(What is being asked):
Note each line of the listing that contains the string "Acid", and copy it.

(Listed entries):
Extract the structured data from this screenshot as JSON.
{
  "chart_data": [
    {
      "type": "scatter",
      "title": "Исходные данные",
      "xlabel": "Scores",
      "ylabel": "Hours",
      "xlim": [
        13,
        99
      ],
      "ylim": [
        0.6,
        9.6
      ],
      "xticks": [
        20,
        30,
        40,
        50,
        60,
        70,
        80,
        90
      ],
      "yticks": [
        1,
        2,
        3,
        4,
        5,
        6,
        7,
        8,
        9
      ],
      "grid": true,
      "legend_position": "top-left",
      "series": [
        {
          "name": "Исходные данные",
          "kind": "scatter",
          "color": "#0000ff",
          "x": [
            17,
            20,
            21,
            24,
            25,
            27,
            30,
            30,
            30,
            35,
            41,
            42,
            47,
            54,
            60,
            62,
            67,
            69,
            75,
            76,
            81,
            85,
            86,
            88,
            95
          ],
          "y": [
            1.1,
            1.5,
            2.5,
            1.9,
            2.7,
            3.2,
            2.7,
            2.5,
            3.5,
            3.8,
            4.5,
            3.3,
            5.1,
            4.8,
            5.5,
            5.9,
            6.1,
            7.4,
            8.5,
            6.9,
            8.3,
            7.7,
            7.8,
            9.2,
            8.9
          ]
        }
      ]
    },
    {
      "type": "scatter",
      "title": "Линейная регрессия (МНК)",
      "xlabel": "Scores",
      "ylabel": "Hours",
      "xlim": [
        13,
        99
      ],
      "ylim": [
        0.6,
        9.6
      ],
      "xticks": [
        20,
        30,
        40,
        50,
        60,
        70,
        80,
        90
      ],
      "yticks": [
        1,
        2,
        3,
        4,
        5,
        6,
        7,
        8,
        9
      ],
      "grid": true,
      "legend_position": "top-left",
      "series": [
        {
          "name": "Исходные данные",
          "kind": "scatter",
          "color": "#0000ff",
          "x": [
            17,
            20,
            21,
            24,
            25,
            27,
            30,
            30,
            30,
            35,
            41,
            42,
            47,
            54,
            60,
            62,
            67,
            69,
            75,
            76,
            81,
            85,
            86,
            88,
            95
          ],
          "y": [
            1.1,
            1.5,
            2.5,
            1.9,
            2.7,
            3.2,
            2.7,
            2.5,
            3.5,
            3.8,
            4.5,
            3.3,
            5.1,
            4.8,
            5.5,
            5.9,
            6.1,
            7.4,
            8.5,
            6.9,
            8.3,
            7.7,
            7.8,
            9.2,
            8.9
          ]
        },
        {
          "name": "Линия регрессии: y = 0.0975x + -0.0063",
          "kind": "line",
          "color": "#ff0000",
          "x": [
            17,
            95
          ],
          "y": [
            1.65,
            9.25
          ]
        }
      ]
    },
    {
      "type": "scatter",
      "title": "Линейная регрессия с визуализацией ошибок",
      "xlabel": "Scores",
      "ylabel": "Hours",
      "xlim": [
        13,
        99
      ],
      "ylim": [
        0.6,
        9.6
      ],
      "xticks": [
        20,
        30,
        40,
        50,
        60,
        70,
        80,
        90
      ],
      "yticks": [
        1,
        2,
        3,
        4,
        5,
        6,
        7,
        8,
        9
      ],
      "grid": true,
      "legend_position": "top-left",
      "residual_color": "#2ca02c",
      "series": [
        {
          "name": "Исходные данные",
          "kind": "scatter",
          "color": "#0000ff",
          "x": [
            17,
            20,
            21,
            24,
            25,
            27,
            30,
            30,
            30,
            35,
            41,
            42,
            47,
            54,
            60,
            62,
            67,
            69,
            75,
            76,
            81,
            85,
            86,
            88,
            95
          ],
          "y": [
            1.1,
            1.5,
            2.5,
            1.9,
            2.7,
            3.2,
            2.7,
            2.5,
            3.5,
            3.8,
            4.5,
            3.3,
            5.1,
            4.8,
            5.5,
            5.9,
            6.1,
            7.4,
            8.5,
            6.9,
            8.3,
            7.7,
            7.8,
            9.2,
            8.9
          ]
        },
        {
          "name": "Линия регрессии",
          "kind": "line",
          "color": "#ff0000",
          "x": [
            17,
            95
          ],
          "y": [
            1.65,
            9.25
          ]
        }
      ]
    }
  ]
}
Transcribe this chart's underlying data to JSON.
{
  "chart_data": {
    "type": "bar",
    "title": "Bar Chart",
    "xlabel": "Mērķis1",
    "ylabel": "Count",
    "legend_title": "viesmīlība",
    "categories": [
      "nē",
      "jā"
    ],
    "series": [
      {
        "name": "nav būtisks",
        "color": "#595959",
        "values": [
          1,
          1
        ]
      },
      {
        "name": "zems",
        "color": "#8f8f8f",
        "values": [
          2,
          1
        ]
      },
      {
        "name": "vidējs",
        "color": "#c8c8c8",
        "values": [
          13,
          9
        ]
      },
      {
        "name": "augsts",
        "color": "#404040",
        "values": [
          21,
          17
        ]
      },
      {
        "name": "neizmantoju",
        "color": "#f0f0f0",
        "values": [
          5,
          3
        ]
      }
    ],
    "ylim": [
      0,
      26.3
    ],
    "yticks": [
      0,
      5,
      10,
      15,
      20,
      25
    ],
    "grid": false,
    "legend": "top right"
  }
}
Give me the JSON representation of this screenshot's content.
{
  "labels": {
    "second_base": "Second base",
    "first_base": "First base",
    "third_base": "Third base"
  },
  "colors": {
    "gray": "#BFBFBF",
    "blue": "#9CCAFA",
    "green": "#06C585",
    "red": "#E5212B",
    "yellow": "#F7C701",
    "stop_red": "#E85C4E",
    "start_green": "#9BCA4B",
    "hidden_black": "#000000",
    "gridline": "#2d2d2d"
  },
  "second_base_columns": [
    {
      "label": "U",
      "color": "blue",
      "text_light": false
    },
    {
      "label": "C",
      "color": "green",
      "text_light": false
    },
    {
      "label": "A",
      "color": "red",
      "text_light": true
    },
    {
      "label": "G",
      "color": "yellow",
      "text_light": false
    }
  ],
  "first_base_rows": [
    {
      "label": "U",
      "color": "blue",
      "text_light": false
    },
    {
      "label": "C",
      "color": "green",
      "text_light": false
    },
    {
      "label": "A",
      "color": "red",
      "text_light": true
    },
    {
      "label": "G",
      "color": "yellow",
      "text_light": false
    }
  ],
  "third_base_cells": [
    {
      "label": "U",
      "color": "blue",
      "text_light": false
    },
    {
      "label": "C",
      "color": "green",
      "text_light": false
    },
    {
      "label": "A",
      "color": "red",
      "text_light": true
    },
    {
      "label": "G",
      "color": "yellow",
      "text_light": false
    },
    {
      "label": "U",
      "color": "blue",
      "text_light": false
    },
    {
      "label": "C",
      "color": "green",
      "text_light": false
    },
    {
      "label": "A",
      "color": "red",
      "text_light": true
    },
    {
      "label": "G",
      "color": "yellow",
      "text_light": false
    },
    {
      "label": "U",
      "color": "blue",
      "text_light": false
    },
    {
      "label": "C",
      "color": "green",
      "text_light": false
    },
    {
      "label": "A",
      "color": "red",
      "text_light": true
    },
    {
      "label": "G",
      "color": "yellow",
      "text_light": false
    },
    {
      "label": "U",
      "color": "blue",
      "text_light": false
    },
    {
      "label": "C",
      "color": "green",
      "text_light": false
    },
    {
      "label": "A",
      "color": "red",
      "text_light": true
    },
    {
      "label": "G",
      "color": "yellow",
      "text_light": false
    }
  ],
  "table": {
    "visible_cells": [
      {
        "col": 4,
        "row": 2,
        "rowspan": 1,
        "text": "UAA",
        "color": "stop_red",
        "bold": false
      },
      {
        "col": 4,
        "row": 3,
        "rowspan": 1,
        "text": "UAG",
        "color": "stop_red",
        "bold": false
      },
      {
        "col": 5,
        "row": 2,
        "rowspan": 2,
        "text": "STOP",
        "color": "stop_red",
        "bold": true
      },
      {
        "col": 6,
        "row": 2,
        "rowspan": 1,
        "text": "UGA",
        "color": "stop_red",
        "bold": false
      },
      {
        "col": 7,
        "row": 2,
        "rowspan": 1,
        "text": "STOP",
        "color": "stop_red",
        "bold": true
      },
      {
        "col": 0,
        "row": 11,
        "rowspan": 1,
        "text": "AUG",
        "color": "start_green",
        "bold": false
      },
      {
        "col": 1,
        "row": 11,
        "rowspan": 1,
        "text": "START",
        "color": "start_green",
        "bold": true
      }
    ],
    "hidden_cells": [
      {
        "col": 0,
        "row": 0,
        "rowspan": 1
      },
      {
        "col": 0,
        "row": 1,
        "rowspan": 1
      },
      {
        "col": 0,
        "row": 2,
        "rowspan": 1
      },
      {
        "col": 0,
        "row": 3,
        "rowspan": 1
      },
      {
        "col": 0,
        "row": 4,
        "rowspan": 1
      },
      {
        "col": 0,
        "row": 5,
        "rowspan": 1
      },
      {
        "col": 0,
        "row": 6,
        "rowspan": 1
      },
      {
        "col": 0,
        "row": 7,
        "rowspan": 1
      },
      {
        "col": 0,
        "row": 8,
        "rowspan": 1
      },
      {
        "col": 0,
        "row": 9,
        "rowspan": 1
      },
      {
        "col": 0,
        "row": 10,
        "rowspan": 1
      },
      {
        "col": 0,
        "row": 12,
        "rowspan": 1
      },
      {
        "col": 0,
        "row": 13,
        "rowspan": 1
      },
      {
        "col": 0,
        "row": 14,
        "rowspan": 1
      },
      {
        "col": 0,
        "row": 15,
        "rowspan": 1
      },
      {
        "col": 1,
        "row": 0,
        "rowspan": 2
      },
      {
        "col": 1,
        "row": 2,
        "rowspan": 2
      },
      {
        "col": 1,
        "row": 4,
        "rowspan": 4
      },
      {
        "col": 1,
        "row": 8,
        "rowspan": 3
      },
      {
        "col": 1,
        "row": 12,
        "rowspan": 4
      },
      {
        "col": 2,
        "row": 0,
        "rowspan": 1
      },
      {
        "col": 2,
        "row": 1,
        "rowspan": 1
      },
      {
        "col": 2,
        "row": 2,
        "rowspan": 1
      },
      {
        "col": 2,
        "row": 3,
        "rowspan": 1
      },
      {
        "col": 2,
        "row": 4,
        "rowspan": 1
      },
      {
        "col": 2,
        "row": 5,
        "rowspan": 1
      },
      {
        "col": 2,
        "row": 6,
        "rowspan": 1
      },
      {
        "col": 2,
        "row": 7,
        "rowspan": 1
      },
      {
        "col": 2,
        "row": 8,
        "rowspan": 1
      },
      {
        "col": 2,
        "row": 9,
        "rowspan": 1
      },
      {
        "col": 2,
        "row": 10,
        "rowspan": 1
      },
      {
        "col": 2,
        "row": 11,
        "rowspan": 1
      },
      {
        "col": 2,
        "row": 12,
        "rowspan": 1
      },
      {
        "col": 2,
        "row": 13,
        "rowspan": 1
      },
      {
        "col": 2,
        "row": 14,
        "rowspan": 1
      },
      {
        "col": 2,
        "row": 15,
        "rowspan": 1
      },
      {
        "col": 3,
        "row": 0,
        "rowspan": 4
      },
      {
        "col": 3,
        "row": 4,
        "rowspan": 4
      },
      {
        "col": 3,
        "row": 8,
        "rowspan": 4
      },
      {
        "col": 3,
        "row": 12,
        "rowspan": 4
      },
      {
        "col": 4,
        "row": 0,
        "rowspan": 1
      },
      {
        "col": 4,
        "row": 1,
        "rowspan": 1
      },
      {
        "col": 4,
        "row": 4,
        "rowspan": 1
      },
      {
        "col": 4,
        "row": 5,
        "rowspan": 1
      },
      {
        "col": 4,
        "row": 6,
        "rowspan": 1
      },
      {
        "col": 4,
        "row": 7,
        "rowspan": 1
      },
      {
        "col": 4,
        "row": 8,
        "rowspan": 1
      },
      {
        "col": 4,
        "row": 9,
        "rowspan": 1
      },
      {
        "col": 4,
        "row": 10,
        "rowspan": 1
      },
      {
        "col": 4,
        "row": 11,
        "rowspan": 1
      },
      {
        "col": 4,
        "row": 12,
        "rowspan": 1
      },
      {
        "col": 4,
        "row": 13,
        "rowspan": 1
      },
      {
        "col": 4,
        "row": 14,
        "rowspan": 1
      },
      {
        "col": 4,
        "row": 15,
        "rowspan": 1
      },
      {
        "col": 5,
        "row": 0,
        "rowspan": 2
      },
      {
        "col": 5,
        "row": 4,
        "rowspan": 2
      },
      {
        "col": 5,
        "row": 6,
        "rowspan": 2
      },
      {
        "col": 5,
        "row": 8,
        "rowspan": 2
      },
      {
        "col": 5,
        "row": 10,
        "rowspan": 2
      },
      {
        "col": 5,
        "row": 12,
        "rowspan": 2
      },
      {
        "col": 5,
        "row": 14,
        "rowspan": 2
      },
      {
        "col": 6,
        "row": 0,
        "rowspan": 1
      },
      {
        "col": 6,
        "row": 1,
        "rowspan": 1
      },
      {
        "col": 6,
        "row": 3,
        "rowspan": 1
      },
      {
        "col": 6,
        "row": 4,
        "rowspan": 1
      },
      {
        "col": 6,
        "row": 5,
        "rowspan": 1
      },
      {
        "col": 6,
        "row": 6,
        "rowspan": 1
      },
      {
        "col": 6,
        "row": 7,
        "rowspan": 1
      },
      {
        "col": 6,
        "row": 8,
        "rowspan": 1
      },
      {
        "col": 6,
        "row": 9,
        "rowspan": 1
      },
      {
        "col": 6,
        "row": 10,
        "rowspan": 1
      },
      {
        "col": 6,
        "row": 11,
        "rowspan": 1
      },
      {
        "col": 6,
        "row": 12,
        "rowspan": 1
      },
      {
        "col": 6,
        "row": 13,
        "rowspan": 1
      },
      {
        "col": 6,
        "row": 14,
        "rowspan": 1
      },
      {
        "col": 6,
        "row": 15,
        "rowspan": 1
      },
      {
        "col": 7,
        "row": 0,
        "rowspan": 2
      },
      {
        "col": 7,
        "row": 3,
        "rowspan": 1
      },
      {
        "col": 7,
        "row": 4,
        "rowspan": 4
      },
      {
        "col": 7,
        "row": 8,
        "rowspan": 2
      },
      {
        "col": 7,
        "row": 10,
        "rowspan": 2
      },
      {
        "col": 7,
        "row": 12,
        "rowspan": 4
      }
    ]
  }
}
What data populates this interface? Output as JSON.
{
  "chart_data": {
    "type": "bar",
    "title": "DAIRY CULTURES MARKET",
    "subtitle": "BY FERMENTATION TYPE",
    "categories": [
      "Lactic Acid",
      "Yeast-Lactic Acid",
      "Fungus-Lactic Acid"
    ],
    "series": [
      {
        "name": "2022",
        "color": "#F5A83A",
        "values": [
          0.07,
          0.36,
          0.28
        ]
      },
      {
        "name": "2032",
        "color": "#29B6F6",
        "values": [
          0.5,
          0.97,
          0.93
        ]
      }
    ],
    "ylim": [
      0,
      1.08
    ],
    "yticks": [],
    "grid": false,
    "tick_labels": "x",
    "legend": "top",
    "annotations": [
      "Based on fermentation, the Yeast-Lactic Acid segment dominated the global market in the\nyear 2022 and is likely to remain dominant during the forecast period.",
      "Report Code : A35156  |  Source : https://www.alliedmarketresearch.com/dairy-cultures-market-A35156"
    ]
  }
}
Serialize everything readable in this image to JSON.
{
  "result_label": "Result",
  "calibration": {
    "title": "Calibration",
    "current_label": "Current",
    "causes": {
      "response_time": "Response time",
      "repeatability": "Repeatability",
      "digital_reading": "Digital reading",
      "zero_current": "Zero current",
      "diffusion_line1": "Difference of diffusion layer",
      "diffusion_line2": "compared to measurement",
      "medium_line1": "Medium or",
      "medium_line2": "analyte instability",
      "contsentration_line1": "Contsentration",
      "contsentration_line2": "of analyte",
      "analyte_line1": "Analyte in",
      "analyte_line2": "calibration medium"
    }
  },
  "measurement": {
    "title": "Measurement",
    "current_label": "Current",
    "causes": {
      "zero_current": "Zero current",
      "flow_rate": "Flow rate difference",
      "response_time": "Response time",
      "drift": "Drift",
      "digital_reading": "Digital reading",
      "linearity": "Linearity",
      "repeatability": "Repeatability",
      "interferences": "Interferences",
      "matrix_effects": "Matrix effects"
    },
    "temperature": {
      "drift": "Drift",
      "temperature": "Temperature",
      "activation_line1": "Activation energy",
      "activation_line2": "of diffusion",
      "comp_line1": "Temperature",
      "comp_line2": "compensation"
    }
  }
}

(Answer to the exercise):
      "Lactic Acid",
      "Yeast-Lactic Acid",
      "Fungus-Lactic Acid"
      "Based on fermentation, the Yeast-Lactic Acid segment dominated the global market in the\nyear 2022 and is likely to remain dominant during the forecast period.",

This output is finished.